Task description: Reproduce the listing word for word. Skip any image.

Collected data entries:
"""
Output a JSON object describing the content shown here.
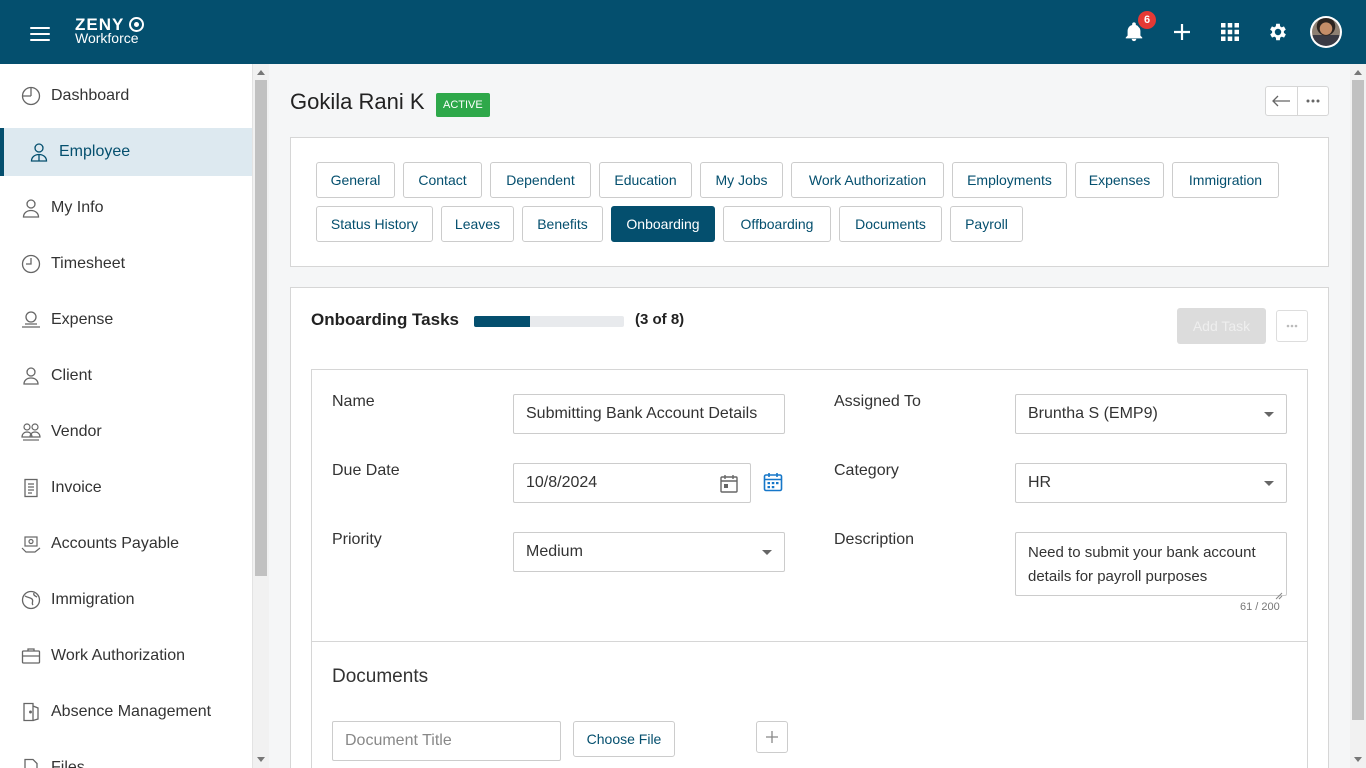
{
  "app": {
    "logo_top": "ZENY",
    "logo_bottom": "Workforce",
    "notifications_count": "6",
    "icons": [
      "menu-icon",
      "bell-icon",
      "plus-icon",
      "apps-grid-icon",
      "gear-icon",
      "avatar"
    ]
  },
  "sidebar": {
    "items": [
      {
        "label": "Dashboard",
        "icon": "dashboard-icon"
      },
      {
        "label": "Employee",
        "icon": "employee-icon",
        "active": true
      },
      {
        "label": "My Info",
        "icon": "my-info-icon"
      },
      {
        "label": "Timesheet",
        "icon": "clock-icon"
      },
      {
        "label": "Expense",
        "icon": "expense-icon"
      },
      {
        "label": "Client",
        "icon": "client-icon"
      },
      {
        "label": "Vendor",
        "icon": "vendor-icon"
      },
      {
        "label": "Invoice",
        "icon": "invoice-icon"
      },
      {
        "label": "Accounts Payable",
        "icon": "accounts-payable-icon"
      },
      {
        "label": "Immigration",
        "icon": "globe-icon"
      },
      {
        "label": "Work Authorization",
        "icon": "briefcase-icon"
      },
      {
        "label": "Absence Management",
        "icon": "door-icon"
      },
      {
        "label": "Files",
        "icon": "file-icon"
      }
    ]
  },
  "employee": {
    "name": "Gokila Rani K",
    "status": "ACTIVE"
  },
  "tabs": {
    "row1": [
      "General",
      "Contact",
      "Dependent",
      "Education",
      "My Jobs",
      "Work Authorization",
      "Employments",
      "Expenses",
      "Immigration"
    ],
    "row2": [
      "Status History",
      "Leaves",
      "Benefits",
      "Onboarding",
      "Offboarding",
      "Documents",
      "Payroll"
    ],
    "active": "Onboarding"
  },
  "onboarding": {
    "title": "Onboarding Tasks",
    "progress_done": 3,
    "progress_total": 8,
    "progress_fraction": 0.375,
    "count_text": "(3 of 8)",
    "add_task_label": "Add Task"
  },
  "task": {
    "name_label": "Name",
    "name_value": "Submitting Bank Account Details",
    "assigned_label": "Assigned To",
    "assigned_value": "Bruntha S (EMP9)",
    "due_label": "Due Date",
    "due_value": "10/8/2024",
    "category_label": "Category",
    "category_value": "HR",
    "priority_label": "Priority",
    "priority_value": "Medium",
    "description_label": "Description",
    "description_value": "Need to submit your bank account details for payroll purposes",
    "description_counter": "61 / 200"
  },
  "documents": {
    "title": "Documents",
    "title_placeholder": "Document Title",
    "choose_file_label": "Choose File"
  },
  "colors": {
    "primary": "#044f6e",
    "status_active": "#2ea84a",
    "badge": "#e53935"
  }
}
"""
Solution to this exercise:
Output a JSON object describing the content shown here.
{
  "app": {
    "logo_top": "ZENY",
    "logo_bottom": "Workforce",
    "notifications_count": "6",
    "icons": [
      "menu-icon",
      "bell-icon",
      "plus-icon",
      "apps-grid-icon",
      "gear-icon",
      "avatar"
    ]
  },
  "sidebar": {
    "items": [
      {
        "label": "Dashboard",
        "icon": "dashboard-icon"
      },
      {
        "label": "Employee",
        "icon": "employee-icon",
        "active": true
      },
      {
        "label": "My Info",
        "icon": "my-info-icon"
      },
      {
        "label": "Timesheet",
        "icon": "clock-icon"
      },
      {
        "label": "Expense",
        "icon": "expense-icon"
      },
      {
        "label": "Client",
        "icon": "client-icon"
      },
      {
        "label": "Vendor",
        "icon": "vendor-icon"
      },
      {
        "label": "Invoice",
        "icon": "invoice-icon"
      },
      {
        "label": "Accounts Payable",
        "icon": "accounts-payable-icon"
      },
      {
        "label": "Immigration",
        "icon": "globe-icon"
      },
      {
        "label": "Work Authorization",
        "icon": "briefcase-icon"
      },
      {
        "label": "Absence Management",
        "icon": "door-icon"
      },
      {
        "label": "Files",
        "icon": "file-icon"
      }
    ]
  },
  "employee": {
    "name": "Gokila Rani K",
    "status": "ACTIVE"
  },
  "tabs": {
    "row1": [
      "General",
      "Contact",
      "Dependent",
      "Education",
      "My Jobs",
      "Work Authorization",
      "Employments",
      "Expenses",
      "Immigration"
    ],
    "row2": [
      "Status History",
      "Leaves",
      "Benefits",
      "Onboarding",
      "Offboarding",
      "Documents",
      "Payroll"
    ],
    "active": "Onboarding"
  },
  "onboarding": {
    "title": "Onboarding Tasks",
    "progress_done": 3,
    "progress_total": 8,
    "progress_fraction": 0.375,
    "count_text": "(3 of 8)",
    "add_task_label": "Add Task"
  },
  "task": {
    "name_label": "Name",
    "name_value": "Submitting Bank Account Details",
    "assigned_label": "Assigned To",
    "assigned_value": "Bruntha S (EMP9)",
    "due_label": "Due Date",
    "due_value": "10/8/2024",
    "category_label": "Category",
    "category_value": "HR",
    "priority_label": "Priority",
    "priority_value": "Medium",
    "description_label": "Description",
    "description_value": "Need to submit your bank account details for payroll purposes",
    "description_counter": "61 / 200"
  },
  "documents": {
    "title": "Documents",
    "title_placeholder": "Document Title",
    "choose_file_label": "Choose File"
  },
  "colors": {
    "primary": "#044f6e",
    "status_active": "#2ea84a",
    "badge": "#e53935"
  }
}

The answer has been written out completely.